(Excerpts from a figure dataset)
..........

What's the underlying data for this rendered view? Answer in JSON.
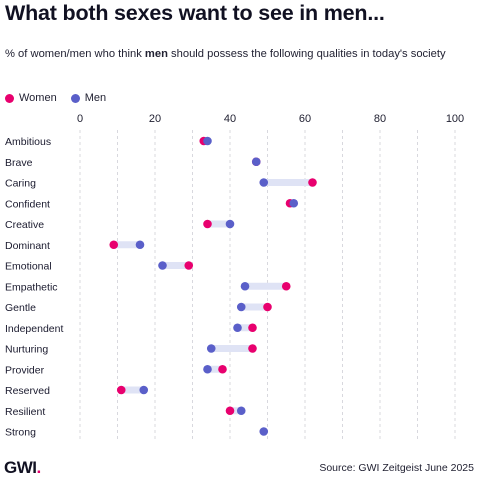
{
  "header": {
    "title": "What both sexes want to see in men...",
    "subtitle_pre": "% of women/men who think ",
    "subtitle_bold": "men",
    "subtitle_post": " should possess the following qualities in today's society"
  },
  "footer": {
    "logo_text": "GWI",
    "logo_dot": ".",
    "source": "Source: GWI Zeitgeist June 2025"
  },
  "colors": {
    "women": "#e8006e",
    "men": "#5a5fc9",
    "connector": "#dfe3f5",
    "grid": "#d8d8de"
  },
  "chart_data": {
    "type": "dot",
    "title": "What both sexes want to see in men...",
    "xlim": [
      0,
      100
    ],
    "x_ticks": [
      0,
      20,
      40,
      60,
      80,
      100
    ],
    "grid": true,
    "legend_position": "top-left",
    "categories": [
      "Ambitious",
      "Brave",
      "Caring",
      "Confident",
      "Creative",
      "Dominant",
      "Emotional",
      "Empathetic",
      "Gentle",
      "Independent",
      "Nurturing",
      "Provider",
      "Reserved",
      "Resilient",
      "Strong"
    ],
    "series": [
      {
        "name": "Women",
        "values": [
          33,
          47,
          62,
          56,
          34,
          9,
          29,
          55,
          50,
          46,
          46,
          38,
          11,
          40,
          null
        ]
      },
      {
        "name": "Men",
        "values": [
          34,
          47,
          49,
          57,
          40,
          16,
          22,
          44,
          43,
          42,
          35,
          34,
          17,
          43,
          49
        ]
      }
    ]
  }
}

..........

To be done:
Set the data above down again exactly as given, with no pictures.

Answer to the task:
What's the underlying data for this rendered view? Answer in JSON.
{
  "header": {
    "title": "What both sexes want to see in men...",
    "subtitle_pre": "% of women/men who think ",
    "subtitle_bold": "men",
    "subtitle_post": " should possess the following qualities in today's society"
  },
  "footer": {
    "logo_text": "GWI",
    "logo_dot": ".",
    "source": "Source: GWI Zeitgeist June 2025"
  },
  "colors": {
    "women": "#e8006e",
    "men": "#5a5fc9",
    "connector": "#dfe3f5",
    "grid": "#d8d8de"
  },
  "chart_data": {
    "type": "dot",
    "title": "What both sexes want to see in men...",
    "xlim": [
      0,
      100
    ],
    "x_ticks": [
      0,
      20,
      40,
      60,
      80,
      100
    ],
    "grid": true,
    "legend_position": "top-left",
    "categories": [
      "Ambitious",
      "Brave",
      "Caring",
      "Confident",
      "Creative",
      "Dominant",
      "Emotional",
      "Empathetic",
      "Gentle",
      "Independent",
      "Nurturing",
      "Provider",
      "Reserved",
      "Resilient",
      "Strong"
    ],
    "series": [
      {
        "name": "Women",
        "values": [
          33,
          47,
          62,
          56,
          34,
          9,
          29,
          55,
          50,
          46,
          46,
          38,
          11,
          40,
          null
        ]
      },
      {
        "name": "Men",
        "values": [
          34,
          47,
          49,
          57,
          40,
          16,
          22,
          44,
          43,
          42,
          35,
          34,
          17,
          43,
          49
        ]
      }
    ]
  }
}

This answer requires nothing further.